> **GOAL OF THE EXERCISE**: Without the pictures, can you quote each line below exactly?

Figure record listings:
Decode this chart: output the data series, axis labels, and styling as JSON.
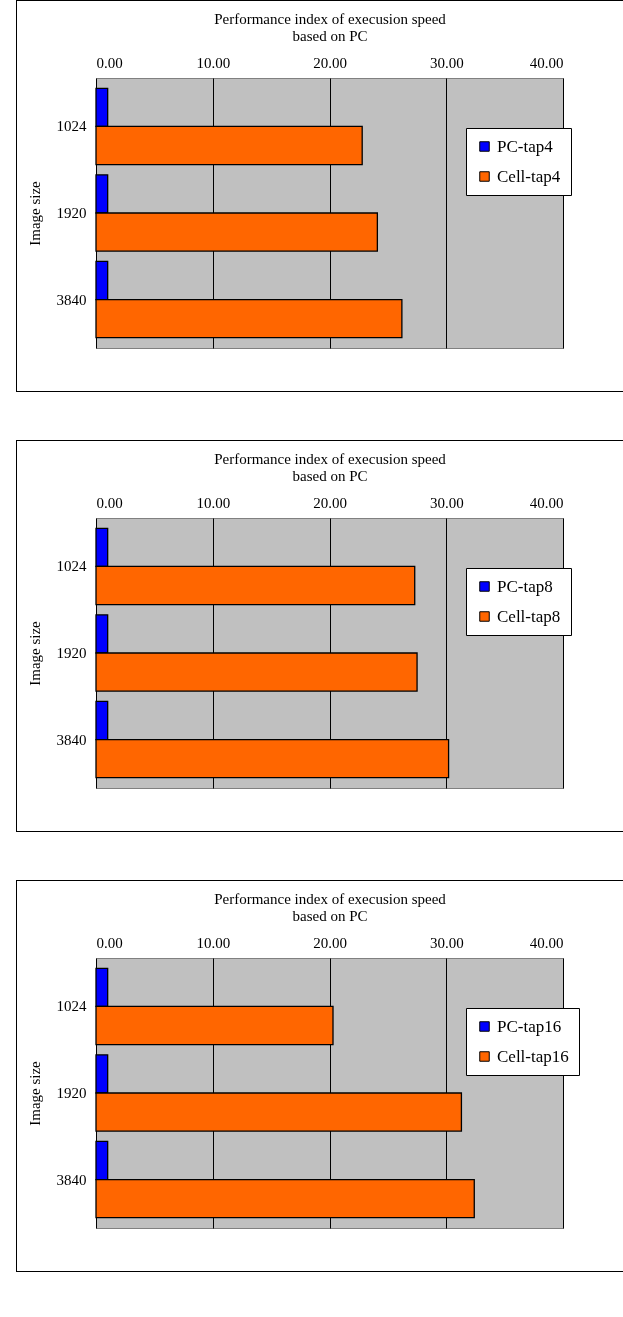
{
  "chart_data": [
    {
      "type": "bar",
      "orientation": "horizontal",
      "xlabel": "Performance index of execusion speed\nbased on PC",
      "ylabel": "Image size",
      "categories": [
        "1024",
        "1920",
        "3840"
      ],
      "series": [
        {
          "name": "PC-tap4",
          "color": "#0000ff",
          "values": [
            1.0,
            1.0,
            1.0
          ]
        },
        {
          "name": "Cell-tap4",
          "color": "#ff6600",
          "values": [
            22.8,
            24.1,
            26.2
          ]
        }
      ],
      "xlim": [
        0,
        40
      ],
      "xticks": [
        {
          "value": 0,
          "label": "0.00"
        },
        {
          "value": 10,
          "label": "10.00"
        },
        {
          "value": 20,
          "label": "20.00"
        },
        {
          "value": 30,
          "label": "30.00"
        },
        {
          "value": 40,
          "label": "40.00"
        }
      ],
      "grid": "x",
      "legend": "right"
    },
    {
      "type": "bar",
      "orientation": "horizontal",
      "xlabel": "Performance index of execusion speed\nbased on PC",
      "ylabel": "Image size",
      "categories": [
        "1024",
        "1920",
        "3840"
      ],
      "series": [
        {
          "name": "PC-tap8",
          "color": "#0000ff",
          "values": [
            1.0,
            1.0,
            1.0
          ]
        },
        {
          "name": "Cell-tap8",
          "color": "#ff6600",
          "values": [
            27.3,
            27.5,
            30.2
          ]
        }
      ],
      "xlim": [
        0,
        40
      ],
      "xticks": [
        {
          "value": 0,
          "label": "0.00"
        },
        {
          "value": 10,
          "label": "10.00"
        },
        {
          "value": 20,
          "label": "20.00"
        },
        {
          "value": 30,
          "label": "30.00"
        },
        {
          "value": 40,
          "label": "40.00"
        }
      ],
      "grid": "x",
      "legend": "right"
    },
    {
      "type": "bar",
      "orientation": "horizontal",
      "xlabel": "Performance index of execusion speed\nbased on PC",
      "ylabel": "Image size",
      "categories": [
        "1024",
        "1920",
        "3840"
      ],
      "series": [
        {
          "name": "PC-tap16",
          "color": "#0000ff",
          "values": [
            1.0,
            1.0,
            1.0
          ]
        },
        {
          "name": "Cell-tap16",
          "color": "#ff6600",
          "values": [
            20.3,
            31.3,
            32.4
          ]
        }
      ],
      "xlim": [
        0,
        40
      ],
      "xticks": [
        {
          "value": 0,
          "label": "0.00"
        },
        {
          "value": 10,
          "label": "10.00"
        },
        {
          "value": 20,
          "label": "20.00"
        },
        {
          "value": 30,
          "label": "30.00"
        },
        {
          "value": 40,
          "label": "40.00"
        }
      ],
      "grid": "x",
      "legend": "right"
    }
  ]
}
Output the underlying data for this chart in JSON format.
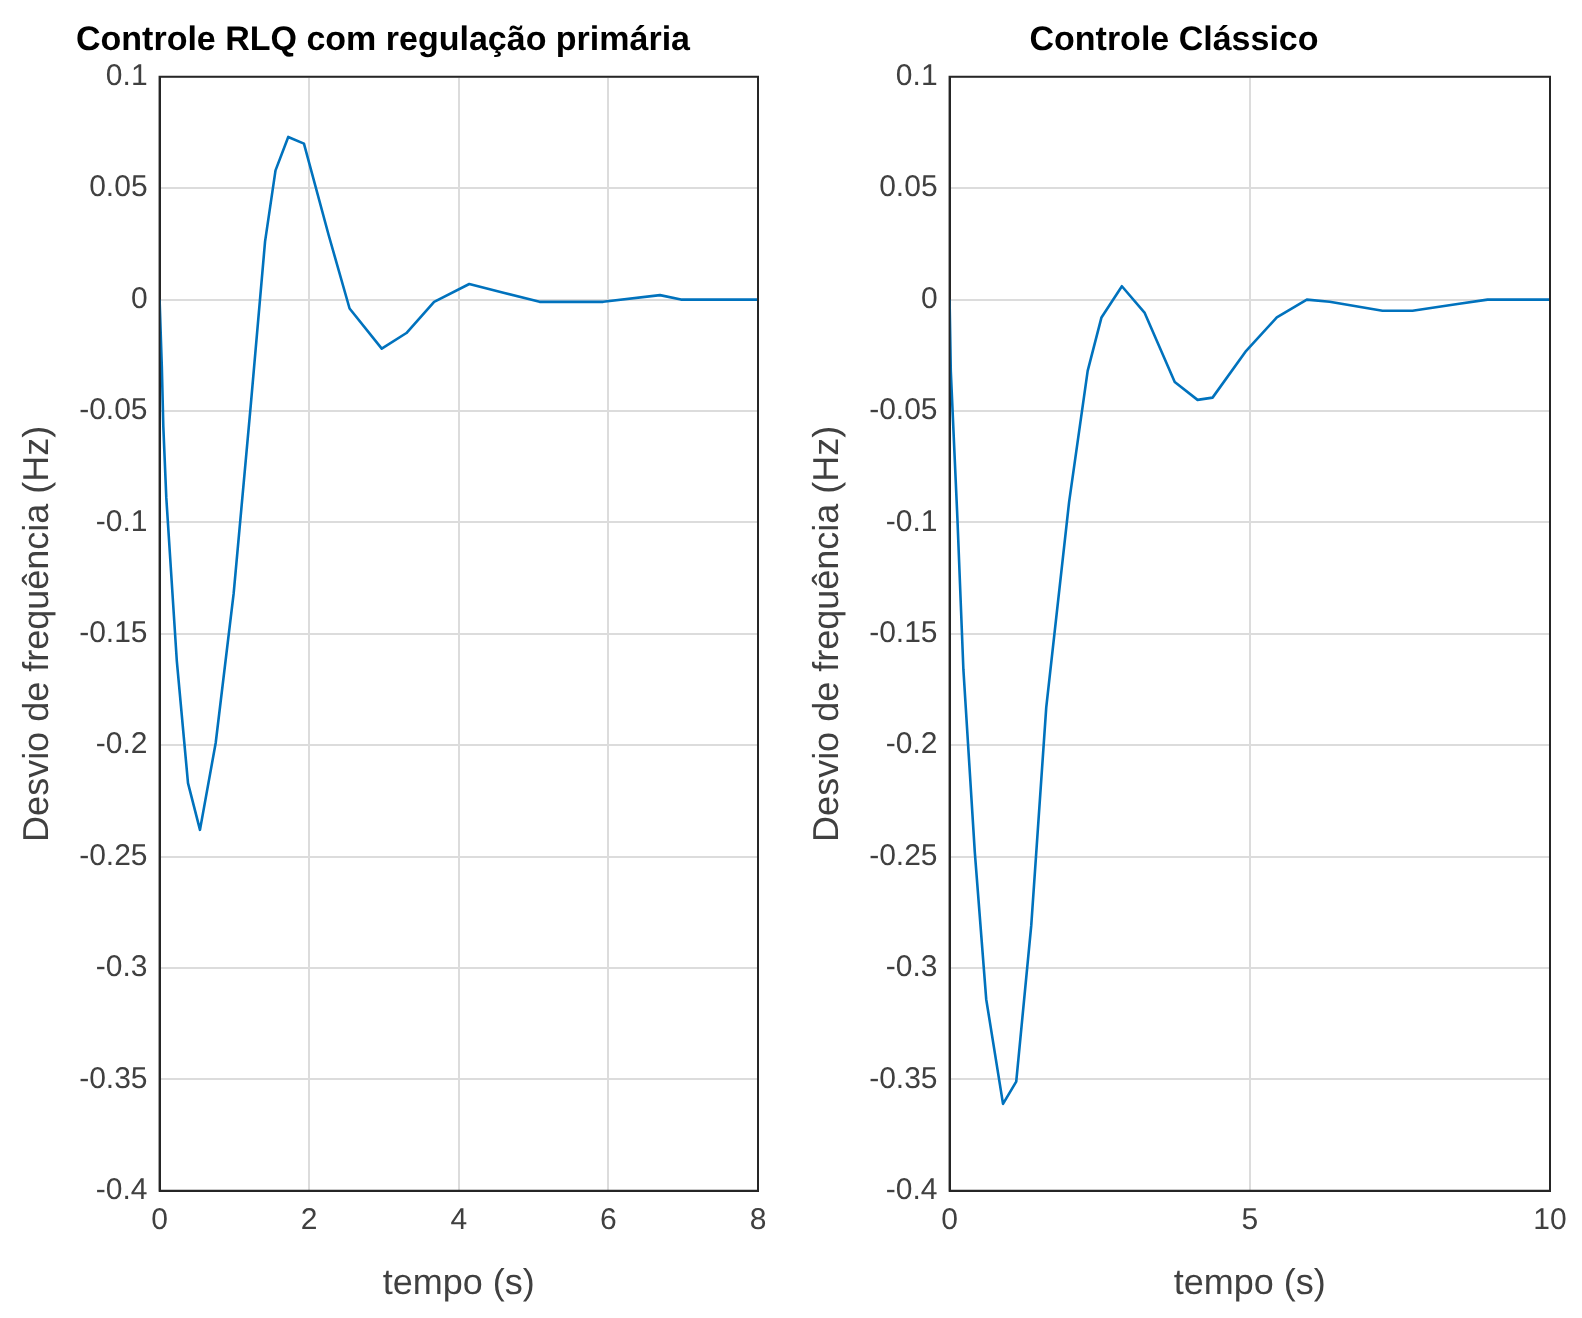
{
  "chart_data": [
    {
      "type": "line",
      "title": "Controle RLQ com regulação primária",
      "xlabel": "tempo (s)",
      "ylabel": "Desvio de frequência (Hz)",
      "color": "#0072bd",
      "grid": true,
      "marker": "none",
      "x": [
        0,
        0.03,
        0.05,
        0.09,
        0.23,
        0.38,
        0.54,
        0.75,
        0.99,
        1.22,
        1.41,
        1.55,
        1.72,
        1.93,
        2.26,
        2.54,
        2.97,
        3.3,
        3.67,
        4.14,
        4.61,
        5.08,
        5.93,
        6.69,
        6.97,
        8
      ],
      "values": [
        0,
        -0.03,
        -0.057,
        -0.089,
        -0.162,
        -0.217,
        -0.238,
        -0.199,
        -0.132,
        -0.047,
        0.026,
        0.058,
        0.073,
        0.07,
        0.029,
        -0.004,
        -0.022,
        -0.015,
        -0.001,
        0.007,
        0.003,
        -0.001,
        -0.001,
        0.002,
        0,
        0
      ],
      "xlim": [
        0,
        8
      ],
      "xticks": [
        0,
        2,
        4,
        6,
        8
      ],
      "ylim": [
        -0.4,
        0.1
      ],
      "yticks": [
        -0.4,
        -0.35,
        -0.3,
        -0.25,
        -0.2,
        -0.15,
        -0.1,
        -0.05,
        0,
        0.05,
        0.1
      ]
    },
    {
      "type": "line",
      "title": "Controle Clássico",
      "xlabel": "tempo (s)",
      "ylabel": "Desvio de frequência (Hz)",
      "color": "#0072bd",
      "grid": true,
      "marker": "none",
      "x": [
        0,
        0.02,
        0.13,
        0.23,
        0.42,
        0.61,
        0.89,
        1.11,
        1.36,
        1.61,
        1.99,
        2.3,
        2.53,
        2.87,
        3.25,
        3.75,
        4.13,
        4.38,
        4.94,
        5.45,
        5.95,
        6.33,
        7.21,
        7.71,
        8.46,
        8.96,
        10
      ],
      "values": [
        0,
        -0.032,
        -0.098,
        -0.166,
        -0.248,
        -0.314,
        -0.361,
        -0.351,
        -0.281,
        -0.183,
        -0.091,
        -0.032,
        -0.008,
        0.006,
        -0.006,
        -0.037,
        -0.045,
        -0.044,
        -0.023,
        -0.008,
        0,
        -0.001,
        -0.005,
        -0.005,
        -0.002,
        0,
        0
      ],
      "xlim": [
        0,
        10
      ],
      "xticks": [
        0,
        5,
        10
      ],
      "ylim": [
        -0.4,
        0.1
      ],
      "yticks": [
        -0.4,
        -0.35,
        -0.3,
        -0.25,
        -0.2,
        -0.15,
        -0.1,
        -0.05,
        0,
        0.05,
        0.1
      ]
    }
  ]
}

> **RESULT OF THIS EXERCISE**:
Decode this chart: output the data series, axis labels, and styling as JSON.
{
  "chart_data": [
    {
      "type": "bar",
      "orientation": "horizontal",
      "xlabel": "Performance index of execusion speed\nbased on PC",
      "ylabel": "Image size",
      "categories": [
        "1024",
        "1920",
        "3840"
      ],
      "series": [
        {
          "name": "PC-tap4",
          "color": "#0000ff",
          "values": [
            1.0,
            1.0,
            1.0
          ]
        },
        {
          "name": "Cell-tap4",
          "color": "#ff6600",
          "values": [
            22.8,
            24.1,
            26.2
          ]
        }
      ],
      "xlim": [
        0,
        40
      ],
      "xticks": [
        {
          "value": 0,
          "label": "0.00"
        },
        {
          "value": 10,
          "label": "10.00"
        },
        {
          "value": 20,
          "label": "20.00"
        },
        {
          "value": 30,
          "label": "30.00"
        },
        {
          "value": 40,
          "label": "40.00"
        }
      ],
      "grid": "x",
      "legend": "right"
    },
    {
      "type": "bar",
      "orientation": "horizontal",
      "xlabel": "Performance index of execusion speed\nbased on PC",
      "ylabel": "Image size",
      "categories": [
        "1024",
        "1920",
        "3840"
      ],
      "series": [
        {
          "name": "PC-tap8",
          "color": "#0000ff",
          "values": [
            1.0,
            1.0,
            1.0
          ]
        },
        {
          "name": "Cell-tap8",
          "color": "#ff6600",
          "values": [
            27.3,
            27.5,
            30.2
          ]
        }
      ],
      "xlim": [
        0,
        40
      ],
      "xticks": [
        {
          "value": 0,
          "label": "0.00"
        },
        {
          "value": 10,
          "label": "10.00"
        },
        {
          "value": 20,
          "label": "20.00"
        },
        {
          "value": 30,
          "label": "30.00"
        },
        {
          "value": 40,
          "label": "40.00"
        }
      ],
      "grid": "x",
      "legend": "right"
    },
    {
      "type": "bar",
      "orientation": "horizontal",
      "xlabel": "Performance index of execusion speed\nbased on PC",
      "ylabel": "Image size",
      "categories": [
        "1024",
        "1920",
        "3840"
      ],
      "series": [
        {
          "name": "PC-tap16",
          "color": "#0000ff",
          "values": [
            1.0,
            1.0,
            1.0
          ]
        },
        {
          "name": "Cell-tap16",
          "color": "#ff6600",
          "values": [
            20.3,
            31.3,
            32.4
          ]
        }
      ],
      "xlim": [
        0,
        40
      ],
      "xticks": [
        {
          "value": 0,
          "label": "0.00"
        },
        {
          "value": 10,
          "label": "10.00"
        },
        {
          "value": 20,
          "label": "20.00"
        },
        {
          "value": 30,
          "label": "30.00"
        },
        {
          "value": 40,
          "label": "40.00"
        }
      ],
      "grid": "x",
      "legend": "right"
    }
  ]
}
Output the underlying data for this chart in JSON format.
{
  "chart_data": [
    {
      "type": "line",
      "title": "Controle RLQ com regulação primária",
      "xlabel": "tempo (s)",
      "ylabel": "Desvio de frequência (Hz)",
      "color": "#0072bd",
      "grid": true,
      "marker": "none",
      "x": [
        0,
        0.03,
        0.05,
        0.09,
        0.23,
        0.38,
        0.54,
        0.75,
        0.99,
        1.22,
        1.41,
        1.55,
        1.72,
        1.93,
        2.26,
        2.54,
        2.97,
        3.3,
        3.67,
        4.14,
        4.61,
        5.08,
        5.93,
        6.69,
        6.97,
        8
      ],
      "values": [
        0,
        -0.03,
        -0.057,
        -0.089,
        -0.162,
        -0.217,
        -0.238,
        -0.199,
        -0.132,
        -0.047,
        0.026,
        0.058,
        0.073,
        0.07,
        0.029,
        -0.004,
        -0.022,
        -0.015,
        -0.001,
        0.007,
        0.003,
        -0.001,
        -0.001,
        0.002,
        0,
        0
      ],
      "xlim": [
        0,
        8
      ],
      "xticks": [
        0,
        2,
        4,
        6,
        8
      ],
      "ylim": [
        -0.4,
        0.1
      ],
      "yticks": [
        -0.4,
        -0.35,
        -0.3,
        -0.25,
        -0.2,
        -0.15,
        -0.1,
        -0.05,
        0,
        0.05,
        0.1
      ]
    },
    {
      "type": "line",
      "title": "Controle Clássico",
      "xlabel": "tempo (s)",
      "ylabel": "Desvio de frequência (Hz)",
      "color": "#0072bd",
      "grid": true,
      "marker": "none",
      "x": [
        0,
        0.02,
        0.13,
        0.23,
        0.42,
        0.61,
        0.89,
        1.11,
        1.36,
        1.61,
        1.99,
        2.3,
        2.53,
        2.87,
        3.25,
        3.75,
        4.13,
        4.38,
        4.94,
        5.45,
        5.95,
        6.33,
        7.21,
        7.71,
        8.46,
        8.96,
        10
      ],
      "values": [
        0,
        -0.032,
        -0.098,
        -0.166,
        -0.248,
        -0.314,
        -0.361,
        -0.351,
        -0.281,
        -0.183,
        -0.091,
        -0.032,
        -0.008,
        0.006,
        -0.006,
        -0.037,
        -0.045,
        -0.044,
        -0.023,
        -0.008,
        0,
        -0.001,
        -0.005,
        -0.005,
        -0.002,
        0,
        0
      ],
      "xlim": [
        0,
        10
      ],
      "xticks": [
        0,
        5,
        10
      ],
      "ylim": [
        -0.4,
        0.1
      ],
      "yticks": [
        -0.4,
        -0.35,
        -0.3,
        -0.25,
        -0.2,
        -0.15,
        -0.1,
        -0.05,
        0,
        0.05,
        0.1
      ]
    }
  ]
}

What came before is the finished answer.